■ AIM
Scan the entries below. List each line with "JSON".

■ PROVIDED RECORDS
■ ■ ■ ■ ■

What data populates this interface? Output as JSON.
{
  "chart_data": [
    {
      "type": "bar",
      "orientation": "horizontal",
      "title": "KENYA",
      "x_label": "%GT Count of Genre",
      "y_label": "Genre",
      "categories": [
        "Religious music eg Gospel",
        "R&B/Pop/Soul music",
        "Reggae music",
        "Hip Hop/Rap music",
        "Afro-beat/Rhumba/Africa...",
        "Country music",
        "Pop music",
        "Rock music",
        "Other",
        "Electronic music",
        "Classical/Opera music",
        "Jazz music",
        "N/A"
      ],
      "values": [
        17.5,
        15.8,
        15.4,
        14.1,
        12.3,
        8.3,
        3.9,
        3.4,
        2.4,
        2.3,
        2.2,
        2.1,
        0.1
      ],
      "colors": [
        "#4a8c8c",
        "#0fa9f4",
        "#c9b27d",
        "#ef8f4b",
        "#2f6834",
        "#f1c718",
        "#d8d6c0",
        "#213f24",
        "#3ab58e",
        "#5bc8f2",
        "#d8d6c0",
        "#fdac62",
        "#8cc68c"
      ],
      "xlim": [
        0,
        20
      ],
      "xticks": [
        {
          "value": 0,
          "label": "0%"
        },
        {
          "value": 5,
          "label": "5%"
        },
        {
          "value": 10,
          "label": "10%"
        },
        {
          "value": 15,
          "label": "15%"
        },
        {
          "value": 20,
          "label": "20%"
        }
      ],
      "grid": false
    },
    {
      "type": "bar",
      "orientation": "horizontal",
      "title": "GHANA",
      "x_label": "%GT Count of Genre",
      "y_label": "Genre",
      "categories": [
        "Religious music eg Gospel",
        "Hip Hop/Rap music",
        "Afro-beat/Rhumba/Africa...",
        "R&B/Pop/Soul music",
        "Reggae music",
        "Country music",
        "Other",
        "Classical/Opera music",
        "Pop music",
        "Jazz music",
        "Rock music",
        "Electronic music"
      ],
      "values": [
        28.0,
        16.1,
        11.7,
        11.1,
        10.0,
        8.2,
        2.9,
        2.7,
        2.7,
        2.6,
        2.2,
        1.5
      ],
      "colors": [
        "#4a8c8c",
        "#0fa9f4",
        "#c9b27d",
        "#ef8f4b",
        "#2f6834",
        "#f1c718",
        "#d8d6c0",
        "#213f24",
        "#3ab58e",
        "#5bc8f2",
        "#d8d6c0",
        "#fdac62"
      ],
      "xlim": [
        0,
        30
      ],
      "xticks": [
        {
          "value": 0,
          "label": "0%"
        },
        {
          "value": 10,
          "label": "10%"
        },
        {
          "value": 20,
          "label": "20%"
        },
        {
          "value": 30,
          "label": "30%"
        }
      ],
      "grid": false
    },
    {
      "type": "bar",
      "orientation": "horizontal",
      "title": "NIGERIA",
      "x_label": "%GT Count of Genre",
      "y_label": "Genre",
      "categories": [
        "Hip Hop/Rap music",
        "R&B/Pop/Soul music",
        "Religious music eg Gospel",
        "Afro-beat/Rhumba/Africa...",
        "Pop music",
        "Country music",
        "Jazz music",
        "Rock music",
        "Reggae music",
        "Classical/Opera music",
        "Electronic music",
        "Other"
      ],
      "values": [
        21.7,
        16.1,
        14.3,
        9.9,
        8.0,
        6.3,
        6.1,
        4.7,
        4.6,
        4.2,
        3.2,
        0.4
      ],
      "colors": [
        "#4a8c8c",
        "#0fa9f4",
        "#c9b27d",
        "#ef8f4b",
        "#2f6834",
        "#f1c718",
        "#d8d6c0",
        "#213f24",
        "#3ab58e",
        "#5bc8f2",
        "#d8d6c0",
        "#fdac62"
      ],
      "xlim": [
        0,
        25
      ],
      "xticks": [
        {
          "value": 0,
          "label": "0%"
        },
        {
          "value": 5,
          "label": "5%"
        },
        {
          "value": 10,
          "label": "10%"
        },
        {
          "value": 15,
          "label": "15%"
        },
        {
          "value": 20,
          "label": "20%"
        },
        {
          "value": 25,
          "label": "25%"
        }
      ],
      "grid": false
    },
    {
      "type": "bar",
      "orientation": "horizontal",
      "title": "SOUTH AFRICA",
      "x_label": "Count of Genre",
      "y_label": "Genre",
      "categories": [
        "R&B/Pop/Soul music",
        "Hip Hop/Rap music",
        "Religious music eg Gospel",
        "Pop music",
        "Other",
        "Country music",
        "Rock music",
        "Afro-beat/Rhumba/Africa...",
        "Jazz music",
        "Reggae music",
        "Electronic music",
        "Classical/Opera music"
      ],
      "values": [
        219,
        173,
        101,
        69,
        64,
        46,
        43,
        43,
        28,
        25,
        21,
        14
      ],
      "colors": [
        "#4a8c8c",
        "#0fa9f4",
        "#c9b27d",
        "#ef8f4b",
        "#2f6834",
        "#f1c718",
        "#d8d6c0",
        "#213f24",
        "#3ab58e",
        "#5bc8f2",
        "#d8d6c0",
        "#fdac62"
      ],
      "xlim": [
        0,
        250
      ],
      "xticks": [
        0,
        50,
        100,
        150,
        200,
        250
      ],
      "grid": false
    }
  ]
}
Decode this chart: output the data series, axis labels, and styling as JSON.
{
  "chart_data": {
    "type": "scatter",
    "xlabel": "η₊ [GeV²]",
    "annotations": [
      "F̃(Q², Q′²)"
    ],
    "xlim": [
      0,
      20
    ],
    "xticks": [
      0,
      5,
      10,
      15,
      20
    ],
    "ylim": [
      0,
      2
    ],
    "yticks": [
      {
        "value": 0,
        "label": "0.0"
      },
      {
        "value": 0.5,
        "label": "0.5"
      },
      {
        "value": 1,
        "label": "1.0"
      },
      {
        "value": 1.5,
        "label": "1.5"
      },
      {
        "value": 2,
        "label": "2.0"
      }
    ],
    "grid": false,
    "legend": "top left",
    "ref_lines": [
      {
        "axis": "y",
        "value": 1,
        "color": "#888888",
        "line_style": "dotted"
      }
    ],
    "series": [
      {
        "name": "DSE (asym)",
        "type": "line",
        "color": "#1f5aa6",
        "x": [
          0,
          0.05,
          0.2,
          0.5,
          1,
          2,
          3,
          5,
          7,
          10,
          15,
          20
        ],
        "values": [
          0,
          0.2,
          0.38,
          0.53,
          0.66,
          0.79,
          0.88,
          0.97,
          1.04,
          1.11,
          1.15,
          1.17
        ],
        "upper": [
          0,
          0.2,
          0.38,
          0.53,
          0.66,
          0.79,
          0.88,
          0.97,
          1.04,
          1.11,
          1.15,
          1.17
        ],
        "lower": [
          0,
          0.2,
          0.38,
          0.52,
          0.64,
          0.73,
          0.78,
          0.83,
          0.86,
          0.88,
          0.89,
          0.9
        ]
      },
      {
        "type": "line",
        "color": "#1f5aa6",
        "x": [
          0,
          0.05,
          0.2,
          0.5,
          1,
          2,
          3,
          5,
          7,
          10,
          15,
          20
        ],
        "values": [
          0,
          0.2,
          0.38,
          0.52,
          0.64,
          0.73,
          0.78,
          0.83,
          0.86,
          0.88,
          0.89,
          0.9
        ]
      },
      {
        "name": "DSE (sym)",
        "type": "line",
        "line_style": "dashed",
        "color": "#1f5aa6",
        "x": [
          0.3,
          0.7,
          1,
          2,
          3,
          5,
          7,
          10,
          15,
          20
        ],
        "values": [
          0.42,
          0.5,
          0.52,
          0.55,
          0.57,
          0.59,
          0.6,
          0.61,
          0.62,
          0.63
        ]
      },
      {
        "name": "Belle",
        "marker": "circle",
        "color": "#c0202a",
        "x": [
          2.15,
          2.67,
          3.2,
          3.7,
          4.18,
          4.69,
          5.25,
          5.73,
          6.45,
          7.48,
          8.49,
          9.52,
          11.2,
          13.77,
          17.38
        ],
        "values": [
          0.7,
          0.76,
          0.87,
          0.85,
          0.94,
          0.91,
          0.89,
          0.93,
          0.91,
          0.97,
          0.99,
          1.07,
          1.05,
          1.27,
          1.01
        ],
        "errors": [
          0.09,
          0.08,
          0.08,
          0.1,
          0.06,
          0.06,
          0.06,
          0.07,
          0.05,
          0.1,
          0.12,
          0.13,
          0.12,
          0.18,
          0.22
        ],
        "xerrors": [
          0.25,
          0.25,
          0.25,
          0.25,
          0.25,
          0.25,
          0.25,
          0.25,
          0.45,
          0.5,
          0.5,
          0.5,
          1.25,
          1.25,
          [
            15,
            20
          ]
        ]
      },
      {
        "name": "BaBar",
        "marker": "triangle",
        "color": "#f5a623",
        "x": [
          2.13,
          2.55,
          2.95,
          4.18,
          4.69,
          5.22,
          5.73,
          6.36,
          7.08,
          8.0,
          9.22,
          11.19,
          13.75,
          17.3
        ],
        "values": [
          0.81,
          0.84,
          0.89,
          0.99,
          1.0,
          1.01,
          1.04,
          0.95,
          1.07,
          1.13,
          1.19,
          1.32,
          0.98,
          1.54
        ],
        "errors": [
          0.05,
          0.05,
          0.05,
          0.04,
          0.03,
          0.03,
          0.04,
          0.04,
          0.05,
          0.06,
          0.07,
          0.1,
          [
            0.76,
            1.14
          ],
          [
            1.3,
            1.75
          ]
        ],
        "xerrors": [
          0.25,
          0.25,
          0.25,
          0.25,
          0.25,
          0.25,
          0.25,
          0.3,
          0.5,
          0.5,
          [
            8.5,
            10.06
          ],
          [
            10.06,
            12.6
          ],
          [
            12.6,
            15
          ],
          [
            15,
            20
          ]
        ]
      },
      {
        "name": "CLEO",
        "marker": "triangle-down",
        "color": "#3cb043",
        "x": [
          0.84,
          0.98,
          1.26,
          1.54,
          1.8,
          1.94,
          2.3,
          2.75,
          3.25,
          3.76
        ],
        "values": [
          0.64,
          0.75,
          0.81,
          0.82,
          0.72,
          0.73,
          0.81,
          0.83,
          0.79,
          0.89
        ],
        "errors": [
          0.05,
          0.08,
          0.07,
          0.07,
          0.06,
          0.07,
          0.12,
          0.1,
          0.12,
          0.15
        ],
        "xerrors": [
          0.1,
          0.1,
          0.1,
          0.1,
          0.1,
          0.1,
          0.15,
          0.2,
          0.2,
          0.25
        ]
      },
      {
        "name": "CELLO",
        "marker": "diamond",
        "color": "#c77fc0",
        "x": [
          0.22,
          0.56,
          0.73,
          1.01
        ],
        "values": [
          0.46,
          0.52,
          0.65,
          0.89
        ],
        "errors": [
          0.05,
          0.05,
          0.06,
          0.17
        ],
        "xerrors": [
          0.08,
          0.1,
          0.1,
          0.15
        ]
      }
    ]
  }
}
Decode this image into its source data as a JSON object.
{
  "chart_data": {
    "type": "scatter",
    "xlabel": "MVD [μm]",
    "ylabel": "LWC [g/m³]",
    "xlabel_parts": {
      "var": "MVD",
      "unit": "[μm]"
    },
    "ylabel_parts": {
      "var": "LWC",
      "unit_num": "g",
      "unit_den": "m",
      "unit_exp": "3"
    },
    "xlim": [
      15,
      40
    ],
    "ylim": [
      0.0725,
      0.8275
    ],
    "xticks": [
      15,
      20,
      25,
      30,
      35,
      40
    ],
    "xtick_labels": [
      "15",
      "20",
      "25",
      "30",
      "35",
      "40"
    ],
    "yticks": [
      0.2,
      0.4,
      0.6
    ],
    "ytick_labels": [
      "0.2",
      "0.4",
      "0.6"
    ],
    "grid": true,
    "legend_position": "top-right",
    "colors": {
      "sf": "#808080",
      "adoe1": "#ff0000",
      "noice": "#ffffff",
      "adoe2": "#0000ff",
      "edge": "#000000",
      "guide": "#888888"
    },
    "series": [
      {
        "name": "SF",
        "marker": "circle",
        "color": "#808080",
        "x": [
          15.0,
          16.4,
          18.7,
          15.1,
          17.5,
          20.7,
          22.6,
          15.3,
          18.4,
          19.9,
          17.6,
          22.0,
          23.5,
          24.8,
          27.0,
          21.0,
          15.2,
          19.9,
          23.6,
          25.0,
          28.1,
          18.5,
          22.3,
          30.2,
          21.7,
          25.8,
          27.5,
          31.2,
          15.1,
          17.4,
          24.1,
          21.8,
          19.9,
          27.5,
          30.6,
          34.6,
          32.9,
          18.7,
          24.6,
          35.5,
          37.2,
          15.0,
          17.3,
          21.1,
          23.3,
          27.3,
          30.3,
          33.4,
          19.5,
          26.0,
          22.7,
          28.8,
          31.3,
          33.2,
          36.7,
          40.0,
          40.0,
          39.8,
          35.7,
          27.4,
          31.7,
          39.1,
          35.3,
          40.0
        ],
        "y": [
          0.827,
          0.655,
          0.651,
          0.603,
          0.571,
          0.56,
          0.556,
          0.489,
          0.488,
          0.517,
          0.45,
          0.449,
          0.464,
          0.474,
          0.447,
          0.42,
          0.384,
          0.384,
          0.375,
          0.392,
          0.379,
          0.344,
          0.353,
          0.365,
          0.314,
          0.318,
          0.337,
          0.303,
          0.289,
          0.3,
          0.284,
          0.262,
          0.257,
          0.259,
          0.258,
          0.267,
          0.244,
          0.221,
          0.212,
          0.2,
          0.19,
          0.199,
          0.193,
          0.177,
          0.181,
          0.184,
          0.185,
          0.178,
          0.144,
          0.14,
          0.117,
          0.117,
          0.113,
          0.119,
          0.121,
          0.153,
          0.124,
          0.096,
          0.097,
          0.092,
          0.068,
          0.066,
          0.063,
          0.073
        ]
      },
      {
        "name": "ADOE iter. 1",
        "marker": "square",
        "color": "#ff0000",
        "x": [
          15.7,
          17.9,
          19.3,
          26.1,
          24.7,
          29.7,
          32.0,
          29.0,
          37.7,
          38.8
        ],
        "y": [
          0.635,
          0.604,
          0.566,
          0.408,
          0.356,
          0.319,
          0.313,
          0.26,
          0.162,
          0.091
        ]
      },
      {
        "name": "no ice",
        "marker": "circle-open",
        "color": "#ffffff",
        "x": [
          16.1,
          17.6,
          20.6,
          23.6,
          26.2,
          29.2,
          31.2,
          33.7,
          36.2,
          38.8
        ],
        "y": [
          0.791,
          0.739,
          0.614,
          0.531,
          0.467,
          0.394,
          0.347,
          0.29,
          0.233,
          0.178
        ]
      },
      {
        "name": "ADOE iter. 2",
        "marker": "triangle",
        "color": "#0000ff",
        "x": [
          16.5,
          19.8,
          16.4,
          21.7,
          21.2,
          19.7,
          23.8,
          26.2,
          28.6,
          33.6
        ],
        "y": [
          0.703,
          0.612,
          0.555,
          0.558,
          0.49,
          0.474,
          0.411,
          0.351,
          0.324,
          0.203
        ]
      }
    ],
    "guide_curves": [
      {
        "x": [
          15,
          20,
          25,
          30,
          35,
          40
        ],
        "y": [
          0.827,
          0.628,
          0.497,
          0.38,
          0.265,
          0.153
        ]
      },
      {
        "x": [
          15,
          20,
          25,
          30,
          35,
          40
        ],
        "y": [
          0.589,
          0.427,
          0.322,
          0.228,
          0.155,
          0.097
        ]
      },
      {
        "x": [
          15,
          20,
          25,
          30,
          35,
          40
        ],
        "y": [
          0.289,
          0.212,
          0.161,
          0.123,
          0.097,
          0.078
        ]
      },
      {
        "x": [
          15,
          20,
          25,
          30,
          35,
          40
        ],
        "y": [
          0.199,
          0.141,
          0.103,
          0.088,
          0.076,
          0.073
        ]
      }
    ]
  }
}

■ ■ ■ ■ ■

■ ANSWER
What data populates this interface? Output as JSON.
Decode this chart: output the data series, axis labels, and styling as JSON.
Decode this image into its source data as a JSON object.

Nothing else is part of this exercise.